TASK BRIEF: Retype all the records with nothing changed.
== RECORDS SUPPLIED
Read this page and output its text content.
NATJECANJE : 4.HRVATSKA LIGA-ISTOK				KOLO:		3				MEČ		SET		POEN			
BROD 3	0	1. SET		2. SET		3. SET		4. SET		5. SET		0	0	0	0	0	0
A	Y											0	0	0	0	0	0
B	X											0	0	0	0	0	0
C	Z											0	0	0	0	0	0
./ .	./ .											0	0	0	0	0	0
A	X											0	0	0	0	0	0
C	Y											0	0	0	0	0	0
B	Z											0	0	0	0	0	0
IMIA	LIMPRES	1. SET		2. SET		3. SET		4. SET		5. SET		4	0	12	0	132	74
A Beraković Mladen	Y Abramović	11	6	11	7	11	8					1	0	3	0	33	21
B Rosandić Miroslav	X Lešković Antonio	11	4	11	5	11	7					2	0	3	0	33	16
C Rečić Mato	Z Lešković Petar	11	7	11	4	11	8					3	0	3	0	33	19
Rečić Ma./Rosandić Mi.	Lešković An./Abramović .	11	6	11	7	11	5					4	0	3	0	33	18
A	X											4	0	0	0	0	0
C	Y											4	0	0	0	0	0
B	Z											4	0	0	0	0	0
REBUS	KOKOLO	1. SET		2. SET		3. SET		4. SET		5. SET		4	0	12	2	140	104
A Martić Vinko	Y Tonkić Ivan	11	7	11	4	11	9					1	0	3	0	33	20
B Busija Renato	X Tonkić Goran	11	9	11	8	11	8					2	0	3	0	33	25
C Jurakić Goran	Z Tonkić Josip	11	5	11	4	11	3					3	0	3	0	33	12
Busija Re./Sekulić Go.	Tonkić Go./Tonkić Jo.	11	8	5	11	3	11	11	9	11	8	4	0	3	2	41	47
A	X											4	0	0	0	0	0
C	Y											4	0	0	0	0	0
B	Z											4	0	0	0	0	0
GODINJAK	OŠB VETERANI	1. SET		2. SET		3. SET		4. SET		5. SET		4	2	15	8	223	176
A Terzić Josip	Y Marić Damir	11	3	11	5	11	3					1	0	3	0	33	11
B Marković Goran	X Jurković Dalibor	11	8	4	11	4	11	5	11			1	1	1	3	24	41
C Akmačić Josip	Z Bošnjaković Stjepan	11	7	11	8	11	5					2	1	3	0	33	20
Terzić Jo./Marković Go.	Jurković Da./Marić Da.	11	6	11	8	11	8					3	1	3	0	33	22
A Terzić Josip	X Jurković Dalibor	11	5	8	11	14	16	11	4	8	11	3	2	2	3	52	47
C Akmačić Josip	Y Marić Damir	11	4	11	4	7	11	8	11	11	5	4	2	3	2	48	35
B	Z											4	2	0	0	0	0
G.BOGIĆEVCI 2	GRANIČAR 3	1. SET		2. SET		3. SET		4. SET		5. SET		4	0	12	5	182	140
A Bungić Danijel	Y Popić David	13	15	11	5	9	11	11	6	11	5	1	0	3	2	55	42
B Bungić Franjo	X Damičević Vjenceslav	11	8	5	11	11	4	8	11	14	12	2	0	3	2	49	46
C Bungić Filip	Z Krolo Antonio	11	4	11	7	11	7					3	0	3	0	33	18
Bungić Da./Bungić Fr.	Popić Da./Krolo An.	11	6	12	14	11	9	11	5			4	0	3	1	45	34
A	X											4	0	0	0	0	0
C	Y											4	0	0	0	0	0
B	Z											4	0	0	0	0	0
====
RESULT:
Read this page and output its text content.
NATJECANJE : 4.HRVATSKA LIGA-ISTOK				KOLO:		3				MEČ		SET		POEN			
BROD 3	0	1. SET		2. SET		3. SET		4. SET		5. SET		0	0	0	0	0	0
A	Y											0	0	0	0	0	0
B	X											0	0	0	0	0	0
C	Z											0	0	0	0	0	0
./ .	./ .											0	0	0	0	0	0
A	X											0	0	0	0	0	0
C	Y											0	0	0	0	0	0
B	Z											0	0	0	0	0	0
IMIA	LIMPRES	1. SET		2. SET		3. SET		4. SET		5. SET		4	0	12	0	132	74
A Beraković Mladen	Y Abramović	11	6	11	7	11	8					1	0	3	0	33	21
B Rosandić Miroslav	X Lešković Antonio	11	4	11	5	11	7					2	0	3	0	33	16
C Rečić Mato	Z Lešković Petar	11	7	11	4	11	8					3	0	3	0	33	19
Rečić Ma./Rosandić Mi.	Lešković An./Abramović .	11	6	11	7	11	5					4	0	3	0	33	18
A	X											4	0	0	0	0	0
C	Y											4	0	0	0	0	0
B	Z											4	0	0	0	0	0
REBUS	KOKOLO	1. SET		2. SET		3. SET		4. SET		5. SET		4	0	12	2	140	104
A Martić Vinko	Y Tonkić Ivan	11	7	11	4	11	9					1	0	3	0	33	20
B Busija Renato	X Tonkić Goran	11	9	11	8	11	8					2	0	3	0	33	25
C Jurakić Goran	Z Tonkić Josip	11	5	11	4	11	3					3	0	3	0	33	12
Busija Re./Sekulić Go.	Tonkić Go./Tonkić Jo.	11	8	5	11	3	11	11	9	11	8	4	0	3	2	41	47
A	X											4	0	0	0	0	0
C	Y											4	0	0	0	0	0
B	Z											4	0	0	0	0	0
GODINJAK	OŠB VETERANI	1. SET		2. SET		3. SET		4. SET		5. SET		4	2	15	8	223	176
A Terzić Josip	Y Marić Damir	11	3	11	5	11	3					1	0	3	0	33	11
B Marković Goran	X Jurković Dalibor	11	8	4	11	4	11	5	11			1	1	1	3	24	41
C Akmačić Josip	Z Bošnjaković Stjepan	11	7	11	8	11	5					2	1	3	0	33	20
Terzić Jo./Marković Go.	Jurković Da./Marić Da.	11	6	11	8	11	8					3	1	3	0	33	22
A Terzić Josip	X Jurković Dalibor	11	5	8	11	14	16	11	4	8	11	3	2	2	3	52	47
C Akmačić Josip	Y Marić Damir	11	4	11	4	7	11	8	11	11	5	4	2	3	2	48	35
B	Z											4	2	0	0	0	0
G.BOGIĆEVCI 2	GRANIČAR 3	1. SET		2. SET		3. SET		4. SET		5. SET		4	0	12	5	182	140
A Bungić Danijel	Y Popić David	13	15	11	5	9	11	11	6	11	5	1	0	3	2	55	42
B Bungić Franjo	X Damičević Vjenceslav	11	8	5	11	11	4	8	11	14	12	2	0	3	2	49	46
C Bungić Filip	Z Krolo Antonio	11	4	11	7	11	7					3	0	3	0	33	18
Bungić Da./Bungić Fr.	Popić Da./Krolo An.	11	6	12	14	11	9	11	5			4	0	3	1	45	34
A	X											4	0	0	0	0	0
C	Y											4	0	0	0	0	0
B	Z											4	0	0	0	0	0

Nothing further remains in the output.